Saved data entries:
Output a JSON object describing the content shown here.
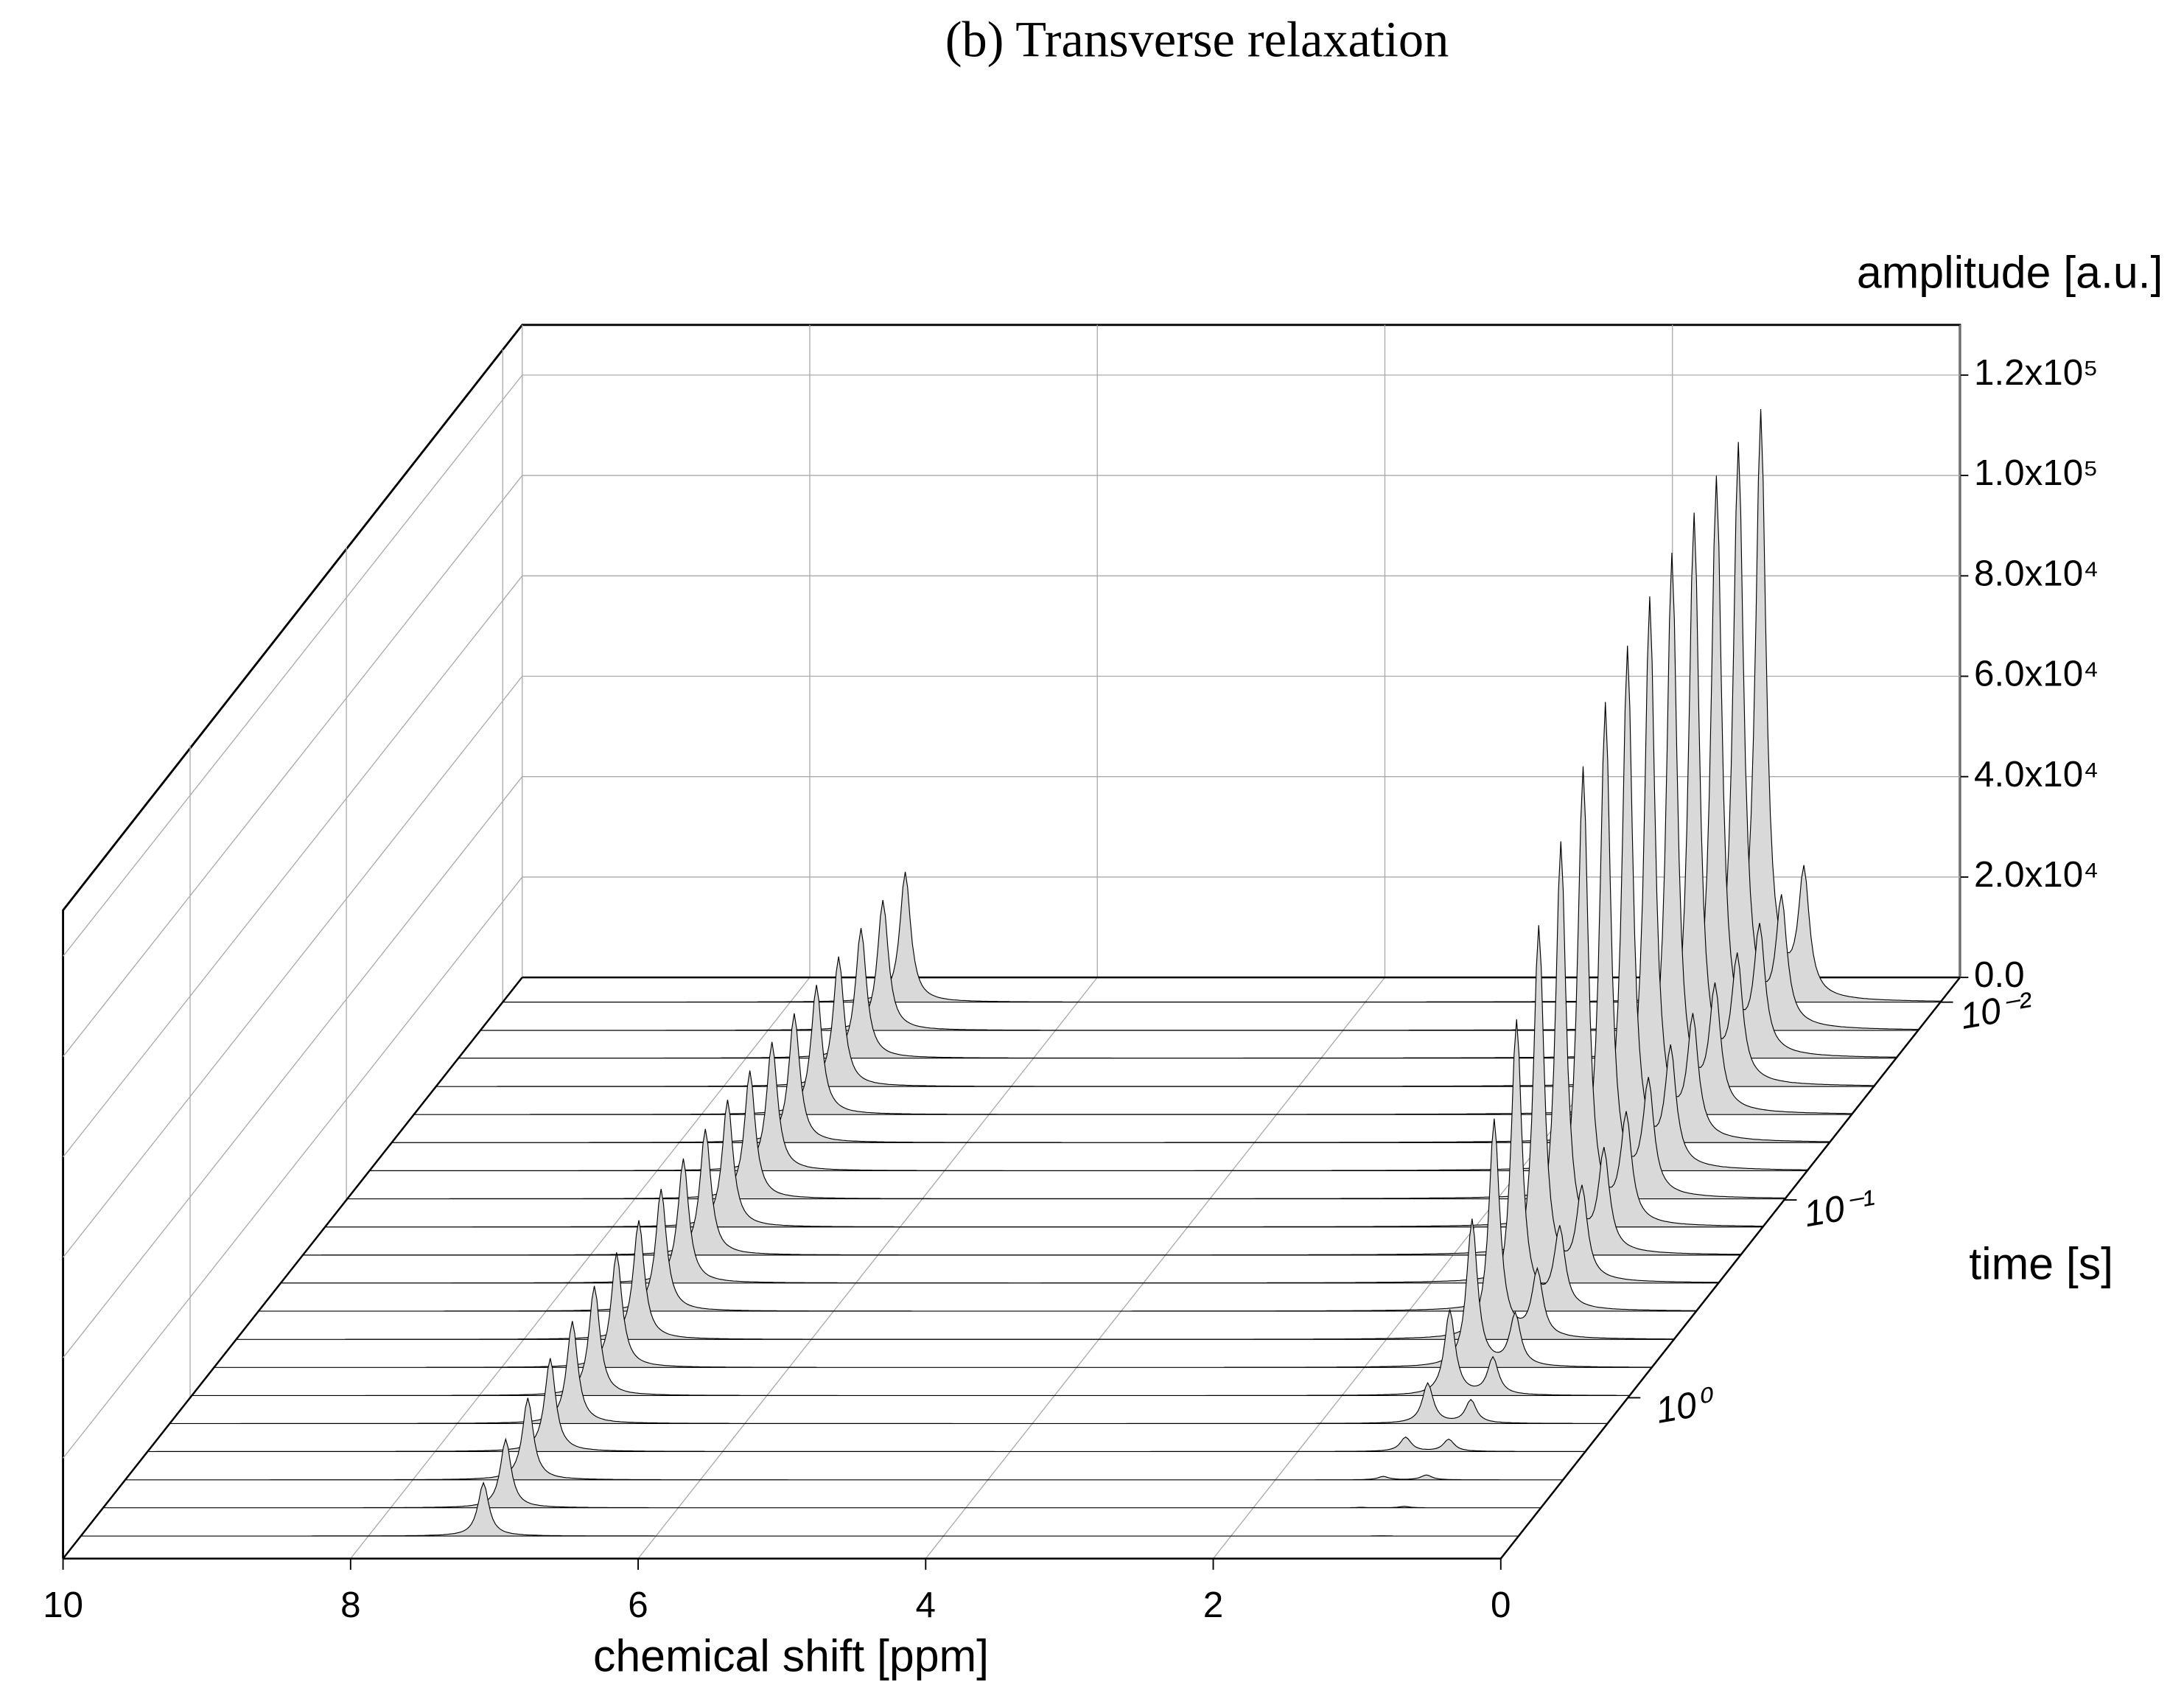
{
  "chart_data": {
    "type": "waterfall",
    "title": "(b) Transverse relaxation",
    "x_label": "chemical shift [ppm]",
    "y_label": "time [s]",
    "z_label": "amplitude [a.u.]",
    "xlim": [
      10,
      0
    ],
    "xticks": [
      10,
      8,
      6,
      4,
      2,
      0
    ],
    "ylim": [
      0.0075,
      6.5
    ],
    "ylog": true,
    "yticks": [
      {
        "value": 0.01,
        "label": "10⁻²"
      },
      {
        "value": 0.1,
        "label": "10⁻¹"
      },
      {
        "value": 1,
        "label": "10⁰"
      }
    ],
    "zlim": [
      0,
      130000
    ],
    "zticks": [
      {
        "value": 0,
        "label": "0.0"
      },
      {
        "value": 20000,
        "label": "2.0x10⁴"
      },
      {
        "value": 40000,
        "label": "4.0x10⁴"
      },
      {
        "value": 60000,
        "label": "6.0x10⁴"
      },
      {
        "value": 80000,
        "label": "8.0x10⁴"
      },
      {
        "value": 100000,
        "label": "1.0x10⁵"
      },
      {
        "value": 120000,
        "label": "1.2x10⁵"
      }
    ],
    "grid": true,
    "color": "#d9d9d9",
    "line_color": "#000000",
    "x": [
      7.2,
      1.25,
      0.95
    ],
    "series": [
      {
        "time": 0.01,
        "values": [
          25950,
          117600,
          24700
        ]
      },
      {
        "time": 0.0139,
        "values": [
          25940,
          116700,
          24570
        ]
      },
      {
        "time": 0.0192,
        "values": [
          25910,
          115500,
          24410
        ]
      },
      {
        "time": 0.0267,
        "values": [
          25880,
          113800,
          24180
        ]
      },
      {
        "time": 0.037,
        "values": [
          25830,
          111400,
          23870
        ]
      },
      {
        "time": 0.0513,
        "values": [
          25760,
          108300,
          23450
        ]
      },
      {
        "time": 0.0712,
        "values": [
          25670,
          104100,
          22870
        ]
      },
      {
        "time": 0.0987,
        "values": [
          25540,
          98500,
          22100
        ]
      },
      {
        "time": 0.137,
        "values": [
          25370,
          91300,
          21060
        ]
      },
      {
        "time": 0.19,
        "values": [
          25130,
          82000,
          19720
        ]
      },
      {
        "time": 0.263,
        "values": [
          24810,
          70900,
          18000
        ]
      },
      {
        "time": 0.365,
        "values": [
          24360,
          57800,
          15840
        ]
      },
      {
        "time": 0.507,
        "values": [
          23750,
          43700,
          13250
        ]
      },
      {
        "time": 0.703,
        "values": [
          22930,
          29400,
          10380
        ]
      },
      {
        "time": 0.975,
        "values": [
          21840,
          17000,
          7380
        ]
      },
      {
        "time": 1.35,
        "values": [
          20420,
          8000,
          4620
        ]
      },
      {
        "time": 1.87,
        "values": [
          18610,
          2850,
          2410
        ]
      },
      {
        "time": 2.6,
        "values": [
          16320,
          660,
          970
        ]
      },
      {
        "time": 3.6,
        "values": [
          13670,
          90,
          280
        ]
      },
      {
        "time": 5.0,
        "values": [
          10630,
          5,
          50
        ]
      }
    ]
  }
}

### [WHAT THIS TASK INVOLVES]
Repeat the material above word for word, please, apart from its images.

### [RESULT FOR THIS TASK]
Output a JSON object describing the content shown here.
{
  "chart_data": {
    "type": "waterfall",
    "title": "(b) Transverse relaxation",
    "x_label": "chemical shift [ppm]",
    "y_label": "time [s]",
    "z_label": "amplitude [a.u.]",
    "xlim": [
      10,
      0
    ],
    "xticks": [
      10,
      8,
      6,
      4,
      2,
      0
    ],
    "ylim": [
      0.0075,
      6.5
    ],
    "ylog": true,
    "yticks": [
      {
        "value": 0.01,
        "label": "10⁻²"
      },
      {
        "value": 0.1,
        "label": "10⁻¹"
      },
      {
        "value": 1,
        "label": "10⁰"
      }
    ],
    "zlim": [
      0,
      130000
    ],
    "zticks": [
      {
        "value": 0,
        "label": "0.0"
      },
      {
        "value": 20000,
        "label": "2.0x10⁴"
      },
      {
        "value": 40000,
        "label": "4.0x10⁴"
      },
      {
        "value": 60000,
        "label": "6.0x10⁴"
      },
      {
        "value": 80000,
        "label": "8.0x10⁴"
      },
      {
        "value": 100000,
        "label": "1.0x10⁵"
      },
      {
        "value": 120000,
        "label": "1.2x10⁵"
      }
    ],
    "grid": true,
    "color": "#d9d9d9",
    "line_color": "#000000",
    "x": [
      7.2,
      1.25,
      0.95
    ],
    "series": [
      {
        "time": 0.01,
        "values": [
          25950,
          117600,
          24700
        ]
      },
      {
        "time": 0.0139,
        "values": [
          25940,
          116700,
          24570
        ]
      },
      {
        "time": 0.0192,
        "values": [
          25910,
          115500,
          24410
        ]
      },
      {
        "time": 0.0267,
        "values": [
          25880,
          113800,
          24180
        ]
      },
      {
        "time": 0.037,
        "values": [
          25830,
          111400,
          23870
        ]
      },
      {
        "time": 0.0513,
        "values": [
          25760,
          108300,
          23450
        ]
      },
      {
        "time": 0.0712,
        "values": [
          25670,
          104100,
          22870
        ]
      },
      {
        "time": 0.0987,
        "values": [
          25540,
          98500,
          22100
        ]
      },
      {
        "time": 0.137,
        "values": [
          25370,
          91300,
          21060
        ]
      },
      {
        "time": 0.19,
        "values": [
          25130,
          82000,
          19720
        ]
      },
      {
        "time": 0.263,
        "values": [
          24810,
          70900,
          18000
        ]
      },
      {
        "time": 0.365,
        "values": [
          24360,
          57800,
          15840
        ]
      },
      {
        "time": 0.507,
        "values": [
          23750,
          43700,
          13250
        ]
      },
      {
        "time": 0.703,
        "values": [
          22930,
          29400,
          10380
        ]
      },
      {
        "time": 0.975,
        "values": [
          21840,
          17000,
          7380
        ]
      },
      {
        "time": 1.35,
        "values": [
          20420,
          8000,
          4620
        ]
      },
      {
        "time": 1.87,
        "values": [
          18610,
          2850,
          2410
        ]
      },
      {
        "time": 2.6,
        "values": [
          16320,
          660,
          970
        ]
      },
      {
        "time": 3.6,
        "values": [
          13670,
          90,
          280
        ]
      },
      {
        "time": 5.0,
        "values": [
          10630,
          5,
          50
        ]
      }
    ]
  }
}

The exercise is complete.